--- DATA IN THIS EXERCISE ---

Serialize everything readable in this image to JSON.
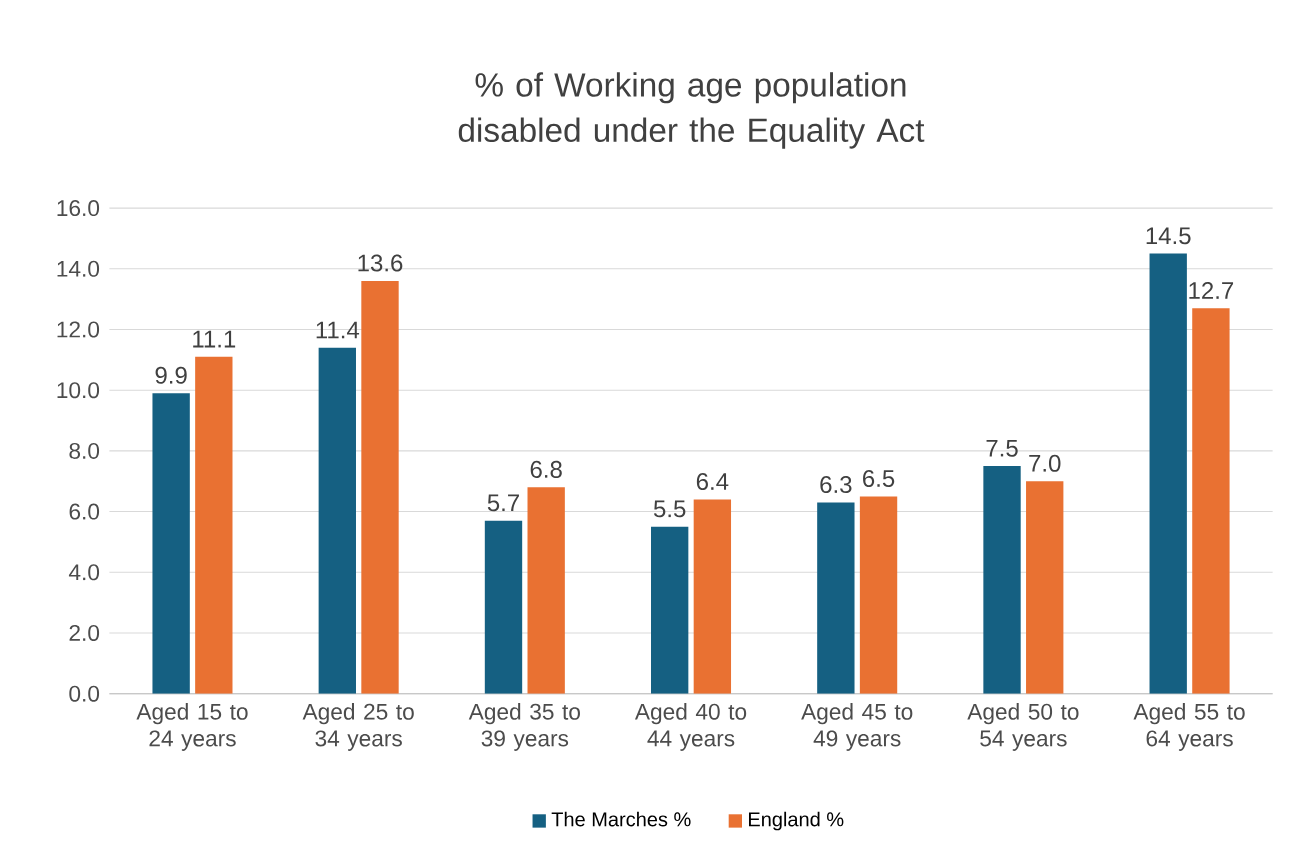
{
  "chart_data": {
    "type": "bar",
    "title": "% of Working age population disabled under the Equality Act",
    "categories": [
      "Aged 15 to 24 years",
      "Aged 25 to 34 years",
      "Aged 35 to 39 years",
      "Aged 40 to 44 years",
      "Aged 45 to 49 years",
      "Aged 50 to 54 years",
      "Aged 55 to 64 years"
    ],
    "series": [
      {
        "name": "The Marches %",
        "color": "#156082",
        "values": [
          9.9,
          11.4,
          5.7,
          5.5,
          6.3,
          7.5,
          14.5
        ],
        "value_labels": [
          "9.9",
          "11.4",
          "5.7",
          "5.5",
          "6.3",
          "7.5",
          "14.5"
        ]
      },
      {
        "name": "England %",
        "color": "#e97132",
        "values": [
          11.1,
          13.6,
          6.8,
          6.4,
          6.5,
          7.0,
          12.7
        ],
        "value_labels": [
          "11.1",
          "13.6",
          "6.8",
          "6.4",
          "6.5",
          "7.0",
          "12.7"
        ]
      }
    ],
    "ylim": [
      0,
      16
    ],
    "yticks": [
      {
        "value": 0,
        "label": "0.0"
      },
      {
        "value": 2,
        "label": "2.0"
      },
      {
        "value": 4,
        "label": "4.0"
      },
      {
        "value": 6,
        "label": "6.0"
      },
      {
        "value": 8,
        "label": "8.0"
      },
      {
        "value": 10,
        "label": "10.0"
      },
      {
        "value": 12,
        "label": "12.0"
      },
      {
        "value": 14,
        "label": "14.0"
      },
      {
        "value": 16,
        "label": "16.0"
      }
    ],
    "grid": "y",
    "legend": "bottom"
  }
}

--- WHAT IS BEING ASKED ---
Retype every record above exactly as written, but leave out the pictures.

--- EXERCISE RESULT ---
Serialize everything readable in this image to JSON.
{
  "chart_data": {
    "type": "bar",
    "title": "% of Working age population disabled under the Equality Act",
    "categories": [
      "Aged 15 to 24 years",
      "Aged 25 to 34 years",
      "Aged 35 to 39 years",
      "Aged 40 to 44 years",
      "Aged 45 to 49 years",
      "Aged 50 to 54 years",
      "Aged 55 to 64 years"
    ],
    "series": [
      {
        "name": "The Marches %",
        "color": "#156082",
        "values": [
          9.9,
          11.4,
          5.7,
          5.5,
          6.3,
          7.5,
          14.5
        ],
        "value_labels": [
          "9.9",
          "11.4",
          "5.7",
          "5.5",
          "6.3",
          "7.5",
          "14.5"
        ]
      },
      {
        "name": "England %",
        "color": "#e97132",
        "values": [
          11.1,
          13.6,
          6.8,
          6.4,
          6.5,
          7.0,
          12.7
        ],
        "value_labels": [
          "11.1",
          "13.6",
          "6.8",
          "6.4",
          "6.5",
          "7.0",
          "12.7"
        ]
      }
    ],
    "ylim": [
      0,
      16
    ],
    "yticks": [
      {
        "value": 0,
        "label": "0.0"
      },
      {
        "value": 2,
        "label": "2.0"
      },
      {
        "value": 4,
        "label": "4.0"
      },
      {
        "value": 6,
        "label": "6.0"
      },
      {
        "value": 8,
        "label": "8.0"
      },
      {
        "value": 10,
        "label": "10.0"
      },
      {
        "value": 12,
        "label": "12.0"
      },
      {
        "value": 14,
        "label": "14.0"
      },
      {
        "value": 16,
        "label": "16.0"
      }
    ],
    "grid": "y",
    "legend": "bottom"
  }
}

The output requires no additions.